** The request **
Reproduce the listing below word for word, with no pictures.
╭─ Entries
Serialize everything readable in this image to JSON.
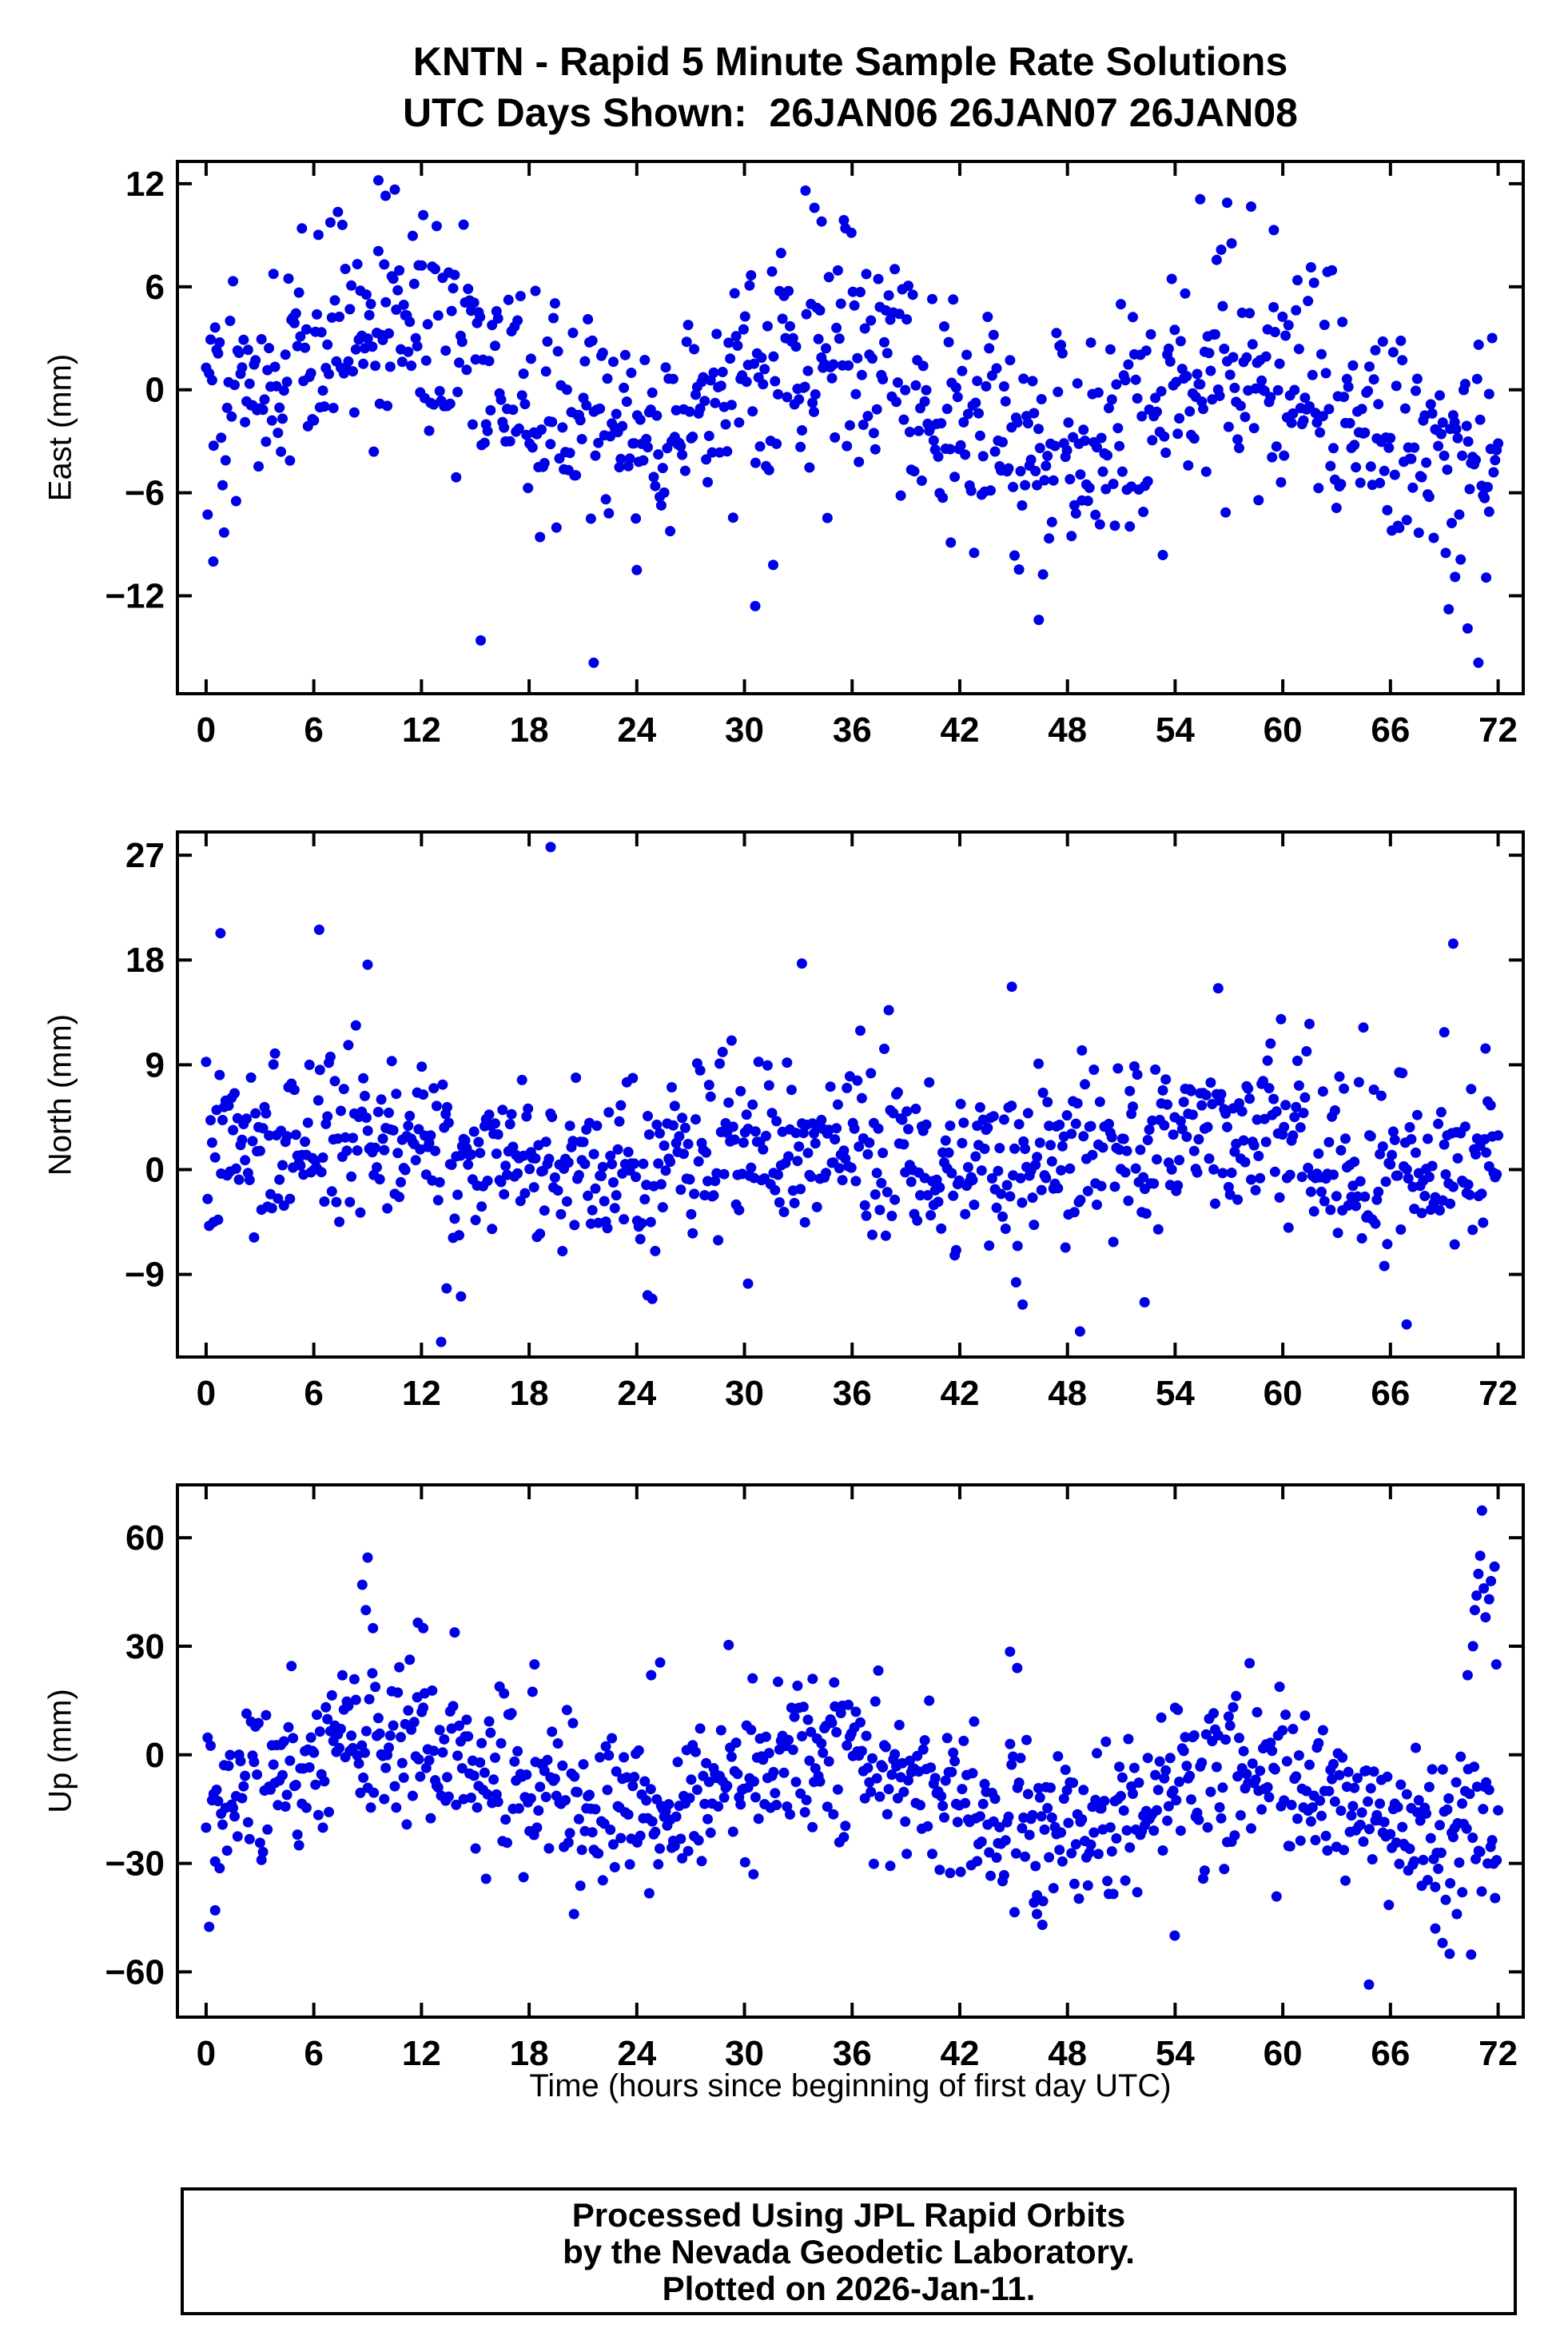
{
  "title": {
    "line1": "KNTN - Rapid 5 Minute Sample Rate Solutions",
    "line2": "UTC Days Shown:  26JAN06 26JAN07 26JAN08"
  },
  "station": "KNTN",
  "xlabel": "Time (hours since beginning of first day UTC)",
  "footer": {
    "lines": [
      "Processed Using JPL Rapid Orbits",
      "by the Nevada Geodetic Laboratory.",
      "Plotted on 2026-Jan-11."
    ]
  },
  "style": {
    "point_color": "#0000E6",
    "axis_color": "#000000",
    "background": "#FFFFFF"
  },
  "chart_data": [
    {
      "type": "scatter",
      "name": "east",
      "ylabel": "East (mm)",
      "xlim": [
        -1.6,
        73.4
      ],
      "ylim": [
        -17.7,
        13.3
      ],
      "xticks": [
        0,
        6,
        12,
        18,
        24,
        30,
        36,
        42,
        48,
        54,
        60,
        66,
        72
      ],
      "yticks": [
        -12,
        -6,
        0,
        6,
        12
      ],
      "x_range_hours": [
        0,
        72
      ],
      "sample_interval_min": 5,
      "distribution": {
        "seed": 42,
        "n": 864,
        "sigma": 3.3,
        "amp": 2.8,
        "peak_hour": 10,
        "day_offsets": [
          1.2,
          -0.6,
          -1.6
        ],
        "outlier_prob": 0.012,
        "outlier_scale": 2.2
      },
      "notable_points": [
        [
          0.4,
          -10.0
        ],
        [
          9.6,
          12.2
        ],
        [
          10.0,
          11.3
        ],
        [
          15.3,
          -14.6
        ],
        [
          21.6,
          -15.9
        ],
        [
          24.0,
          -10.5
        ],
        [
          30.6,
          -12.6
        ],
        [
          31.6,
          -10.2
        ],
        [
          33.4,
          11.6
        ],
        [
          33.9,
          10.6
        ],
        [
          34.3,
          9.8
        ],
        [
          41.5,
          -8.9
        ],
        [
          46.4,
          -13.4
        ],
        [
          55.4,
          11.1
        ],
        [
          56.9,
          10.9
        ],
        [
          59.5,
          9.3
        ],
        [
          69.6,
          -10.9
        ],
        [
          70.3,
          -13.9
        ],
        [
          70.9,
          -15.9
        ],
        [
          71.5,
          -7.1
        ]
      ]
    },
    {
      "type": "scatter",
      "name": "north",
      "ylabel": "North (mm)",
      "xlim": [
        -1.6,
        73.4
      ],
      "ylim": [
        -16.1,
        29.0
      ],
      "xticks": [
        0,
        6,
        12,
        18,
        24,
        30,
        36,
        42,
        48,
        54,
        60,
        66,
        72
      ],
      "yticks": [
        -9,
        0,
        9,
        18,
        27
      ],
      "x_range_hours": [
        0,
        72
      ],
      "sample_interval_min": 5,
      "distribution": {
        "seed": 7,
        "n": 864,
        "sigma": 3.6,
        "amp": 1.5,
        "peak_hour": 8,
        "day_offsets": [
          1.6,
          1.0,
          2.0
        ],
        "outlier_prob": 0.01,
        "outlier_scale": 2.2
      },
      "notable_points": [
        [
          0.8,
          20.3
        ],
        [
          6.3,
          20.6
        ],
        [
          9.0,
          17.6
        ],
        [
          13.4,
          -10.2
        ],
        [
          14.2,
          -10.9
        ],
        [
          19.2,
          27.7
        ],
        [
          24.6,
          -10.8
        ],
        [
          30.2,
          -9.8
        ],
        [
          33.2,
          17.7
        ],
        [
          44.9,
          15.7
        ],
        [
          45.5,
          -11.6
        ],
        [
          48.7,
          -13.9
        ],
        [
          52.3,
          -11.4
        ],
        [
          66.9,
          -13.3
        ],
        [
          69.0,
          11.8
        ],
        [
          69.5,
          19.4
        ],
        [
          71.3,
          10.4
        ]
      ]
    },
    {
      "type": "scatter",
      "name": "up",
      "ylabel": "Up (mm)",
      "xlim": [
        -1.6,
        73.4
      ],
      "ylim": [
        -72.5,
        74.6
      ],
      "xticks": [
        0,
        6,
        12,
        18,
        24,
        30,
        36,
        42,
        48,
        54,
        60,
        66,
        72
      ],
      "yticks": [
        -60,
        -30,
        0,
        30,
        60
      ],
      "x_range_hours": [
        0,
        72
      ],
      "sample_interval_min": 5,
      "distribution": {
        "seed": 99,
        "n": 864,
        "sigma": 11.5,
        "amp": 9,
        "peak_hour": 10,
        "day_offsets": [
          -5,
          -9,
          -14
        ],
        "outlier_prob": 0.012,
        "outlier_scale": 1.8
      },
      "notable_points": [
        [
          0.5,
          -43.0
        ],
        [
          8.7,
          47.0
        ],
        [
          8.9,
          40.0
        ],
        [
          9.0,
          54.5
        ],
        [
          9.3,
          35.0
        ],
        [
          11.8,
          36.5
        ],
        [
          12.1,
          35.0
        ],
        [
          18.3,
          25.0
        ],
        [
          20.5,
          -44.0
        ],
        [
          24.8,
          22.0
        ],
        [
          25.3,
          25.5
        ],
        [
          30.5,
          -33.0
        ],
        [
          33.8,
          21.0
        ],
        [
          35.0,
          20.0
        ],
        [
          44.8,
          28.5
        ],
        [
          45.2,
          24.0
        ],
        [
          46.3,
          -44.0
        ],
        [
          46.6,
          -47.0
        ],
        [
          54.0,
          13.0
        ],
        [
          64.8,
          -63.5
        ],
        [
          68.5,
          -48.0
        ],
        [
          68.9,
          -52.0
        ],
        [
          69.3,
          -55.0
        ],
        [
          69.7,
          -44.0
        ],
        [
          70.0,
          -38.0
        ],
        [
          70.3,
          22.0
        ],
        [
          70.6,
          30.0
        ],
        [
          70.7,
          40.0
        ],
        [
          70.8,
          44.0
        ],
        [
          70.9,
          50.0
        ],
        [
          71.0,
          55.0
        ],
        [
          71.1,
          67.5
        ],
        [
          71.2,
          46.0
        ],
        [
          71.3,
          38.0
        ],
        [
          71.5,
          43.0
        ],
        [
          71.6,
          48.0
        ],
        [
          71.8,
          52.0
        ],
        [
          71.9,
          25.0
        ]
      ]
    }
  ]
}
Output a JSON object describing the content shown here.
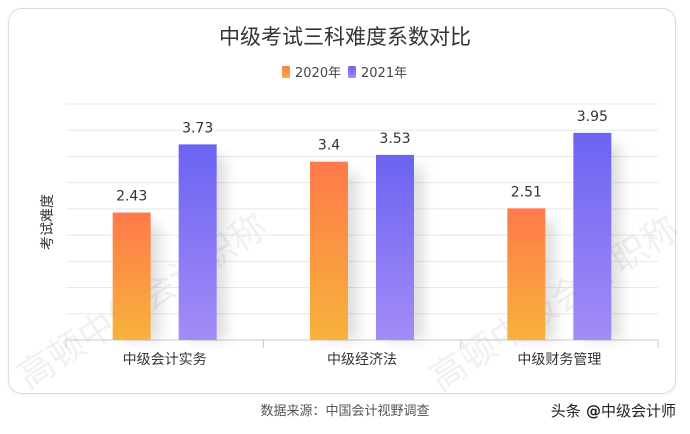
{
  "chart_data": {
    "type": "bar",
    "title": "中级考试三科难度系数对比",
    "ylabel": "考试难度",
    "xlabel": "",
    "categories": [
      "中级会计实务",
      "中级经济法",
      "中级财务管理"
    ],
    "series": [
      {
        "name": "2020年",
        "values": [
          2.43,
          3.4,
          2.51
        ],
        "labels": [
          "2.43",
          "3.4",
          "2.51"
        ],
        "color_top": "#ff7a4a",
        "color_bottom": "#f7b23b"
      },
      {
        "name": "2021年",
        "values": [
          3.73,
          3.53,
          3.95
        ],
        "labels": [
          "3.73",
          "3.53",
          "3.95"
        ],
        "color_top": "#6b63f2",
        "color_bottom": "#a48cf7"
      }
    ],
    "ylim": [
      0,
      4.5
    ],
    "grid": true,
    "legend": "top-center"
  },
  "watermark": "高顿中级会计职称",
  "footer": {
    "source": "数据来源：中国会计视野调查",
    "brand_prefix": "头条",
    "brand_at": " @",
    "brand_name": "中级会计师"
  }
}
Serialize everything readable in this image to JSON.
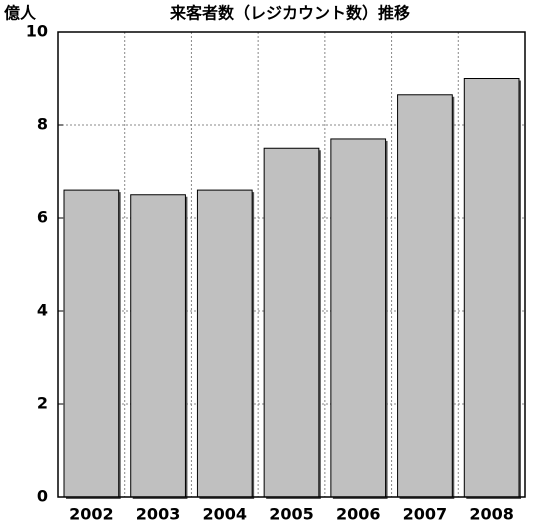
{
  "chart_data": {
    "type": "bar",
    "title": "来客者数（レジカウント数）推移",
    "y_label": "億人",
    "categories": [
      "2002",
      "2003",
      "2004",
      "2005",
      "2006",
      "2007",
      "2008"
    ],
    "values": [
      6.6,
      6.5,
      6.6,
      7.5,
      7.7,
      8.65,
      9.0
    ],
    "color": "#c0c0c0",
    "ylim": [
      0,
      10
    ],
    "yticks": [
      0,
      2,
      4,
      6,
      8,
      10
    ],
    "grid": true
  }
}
╰─
** Completed exercise **
Serialize everything readable in this image to JSON.
{
  "title": {
    "line1": "KNTN - Rapid 5 Minute Sample Rate Solutions",
    "line2": "UTC Days Shown:  26JAN06 26JAN07 26JAN08"
  },
  "station": "KNTN",
  "xlabel": "Time (hours since beginning of first day UTC)",
  "footer": {
    "lines": [
      "Processed Using JPL Rapid Orbits",
      "by the Nevada Geodetic Laboratory.",
      "Plotted on 2026-Jan-11."
    ]
  },
  "style": {
    "point_color": "#0000E6",
    "axis_color": "#000000",
    "background": "#FFFFFF"
  },
  "chart_data": [
    {
      "type": "scatter",
      "name": "east",
      "ylabel": "East (mm)",
      "xlim": [
        -1.6,
        73.4
      ],
      "ylim": [
        -17.7,
        13.3
      ],
      "xticks": [
        0,
        6,
        12,
        18,
        24,
        30,
        36,
        42,
        48,
        54,
        60,
        66,
        72
      ],
      "yticks": [
        -12,
        -6,
        0,
        6,
        12
      ],
      "x_range_hours": [
        0,
        72
      ],
      "sample_interval_min": 5,
      "distribution": {
        "seed": 42,
        "n": 864,
        "sigma": 3.3,
        "amp": 2.8,
        "peak_hour": 10,
        "day_offsets": [
          1.2,
          -0.6,
          -1.6
        ],
        "outlier_prob": 0.012,
        "outlier_scale": 2.2
      },
      "notable_points": [
        [
          0.4,
          -10.0
        ],
        [
          9.6,
          12.2
        ],
        [
          10.0,
          11.3
        ],
        [
          15.3,
          -14.6
        ],
        [
          21.6,
          -15.9
        ],
        [
          24.0,
          -10.5
        ],
        [
          30.6,
          -12.6
        ],
        [
          31.6,
          -10.2
        ],
        [
          33.4,
          11.6
        ],
        [
          33.9,
          10.6
        ],
        [
          34.3,
          9.8
        ],
        [
          41.5,
          -8.9
        ],
        [
          46.4,
          -13.4
        ],
        [
          55.4,
          11.1
        ],
        [
          56.9,
          10.9
        ],
        [
          59.5,
          9.3
        ],
        [
          69.6,
          -10.9
        ],
        [
          70.3,
          -13.9
        ],
        [
          70.9,
          -15.9
        ],
        [
          71.5,
          -7.1
        ]
      ]
    },
    {
      "type": "scatter",
      "name": "north",
      "ylabel": "North (mm)",
      "xlim": [
        -1.6,
        73.4
      ],
      "ylim": [
        -16.1,
        29.0
      ],
      "xticks": [
        0,
        6,
        12,
        18,
        24,
        30,
        36,
        42,
        48,
        54,
        60,
        66,
        72
      ],
      "yticks": [
        -9,
        0,
        9,
        18,
        27
      ],
      "x_range_hours": [
        0,
        72
      ],
      "sample_interval_min": 5,
      "distribution": {
        "seed": 7,
        "n": 864,
        "sigma": 3.6,
        "amp": 1.5,
        "peak_hour": 8,
        "day_offsets": [
          1.6,
          1.0,
          2.0
        ],
        "outlier_prob": 0.01,
        "outlier_scale": 2.2
      },
      "notable_points": [
        [
          0.8,
          20.3
        ],
        [
          6.3,
          20.6
        ],
        [
          9.0,
          17.6
        ],
        [
          13.4,
          -10.2
        ],
        [
          14.2,
          -10.9
        ],
        [
          19.2,
          27.7
        ],
        [
          24.6,
          -10.8
        ],
        [
          30.2,
          -9.8
        ],
        [
          33.2,
          17.7
        ],
        [
          44.9,
          15.7
        ],
        [
          45.5,
          -11.6
        ],
        [
          48.7,
          -13.9
        ],
        [
          52.3,
          -11.4
        ],
        [
          66.9,
          -13.3
        ],
        [
          69.0,
          11.8
        ],
        [
          69.5,
          19.4
        ],
        [
          71.3,
          10.4
        ]
      ]
    },
    {
      "type": "scatter",
      "name": "up",
      "ylabel": "Up (mm)",
      "xlim": [
        -1.6,
        73.4
      ],
      "ylim": [
        -72.5,
        74.6
      ],
      "xticks": [
        0,
        6,
        12,
        18,
        24,
        30,
        36,
        42,
        48,
        54,
        60,
        66,
        72
      ],
      "yticks": [
        -60,
        -30,
        0,
        30,
        60
      ],
      "x_range_hours": [
        0,
        72
      ],
      "sample_interval_min": 5,
      "distribution": {
        "seed": 99,
        "n": 864,
        "sigma": 11.5,
        "amp": 9,
        "peak_hour": 10,
        "day_offsets": [
          -5,
          -9,
          -14
        ],
        "outlier_prob": 0.012,
        "outlier_scale": 1.8
      },
      "notable_points": [
        [
          0.5,
          -43.0
        ],
        [
          8.7,
          47.0
        ],
        [
          8.9,
          40.0
        ],
        [
          9.0,
          54.5
        ],
        [
          9.3,
          35.0
        ],
        [
          11.8,
          36.5
        ],
        [
          12.1,
          35.0
        ],
        [
          18.3,
          25.0
        ],
        [
          20.5,
          -44.0
        ],
        [
          24.8,
          22.0
        ],
        [
          25.3,
          25.5
        ],
        [
          30.5,
          -33.0
        ],
        [
          33.8,
          21.0
        ],
        [
          35.0,
          20.0
        ],
        [
          44.8,
          28.5
        ],
        [
          45.2,
          24.0
        ],
        [
          46.3,
          -44.0
        ],
        [
          46.6,
          -47.0
        ],
        [
          54.0,
          13.0
        ],
        [
          64.8,
          -63.5
        ],
        [
          68.5,
          -48.0
        ],
        [
          68.9,
          -52.0
        ],
        [
          69.3,
          -55.0
        ],
        [
          69.7,
          -44.0
        ],
        [
          70.0,
          -38.0
        ],
        [
          70.3,
          22.0
        ],
        [
          70.6,
          30.0
        ],
        [
          70.7,
          40.0
        ],
        [
          70.8,
          44.0
        ],
        [
          70.9,
          50.0
        ],
        [
          71.0,
          55.0
        ],
        [
          71.1,
          67.5
        ],
        [
          71.2,
          46.0
        ],
        [
          71.3,
          38.0
        ],
        [
          71.5,
          43.0
        ],
        [
          71.6,
          48.0
        ],
        [
          71.8,
          52.0
        ],
        [
          71.9,
          25.0
        ]
      ]
    }
  ]
}
Output a JSON object describing the content shown here.
{
  "chart_data": {
    "type": "bar",
    "title": "中级考试三科难度系数对比",
    "ylabel": "考试难度",
    "xlabel": "",
    "categories": [
      "中级会计实务",
      "中级经济法",
      "中级财务管理"
    ],
    "series": [
      {
        "name": "2020年",
        "values": [
          2.43,
          3.4,
          2.51
        ],
        "labels": [
          "2.43",
          "3.4",
          "2.51"
        ],
        "color_top": "#ff7a4a",
        "color_bottom": "#f7b23b"
      },
      {
        "name": "2021年",
        "values": [
          3.73,
          3.53,
          3.95
        ],
        "labels": [
          "3.73",
          "3.53",
          "3.95"
        ],
        "color_top": "#6b63f2",
        "color_bottom": "#a48cf7"
      }
    ],
    "ylim": [
      0,
      4.5
    ],
    "grid": true,
    "legend": "top-center"
  },
  "watermark": "高顿中级会计职称",
  "footer": {
    "source": "数据来源：中国会计视野调查",
    "brand_prefix": "头条",
    "brand_at": " @",
    "brand_name": "中级会计师"
  }
}
Serialize everything readable in this image to JSON.
{
  "chart_data": {
    "type": "bar",
    "title": "来客者数（レジカウント数）推移",
    "y_label": "億人",
    "categories": [
      "2002",
      "2003",
      "2004",
      "2005",
      "2006",
      "2007",
      "2008"
    ],
    "values": [
      6.6,
      6.5,
      6.6,
      7.5,
      7.7,
      8.65,
      9.0
    ],
    "color": "#c0c0c0",
    "ylim": [
      0,
      10
    ],
    "yticks": [
      0,
      2,
      4,
      6,
      8,
      10
    ],
    "grid": true
  }
}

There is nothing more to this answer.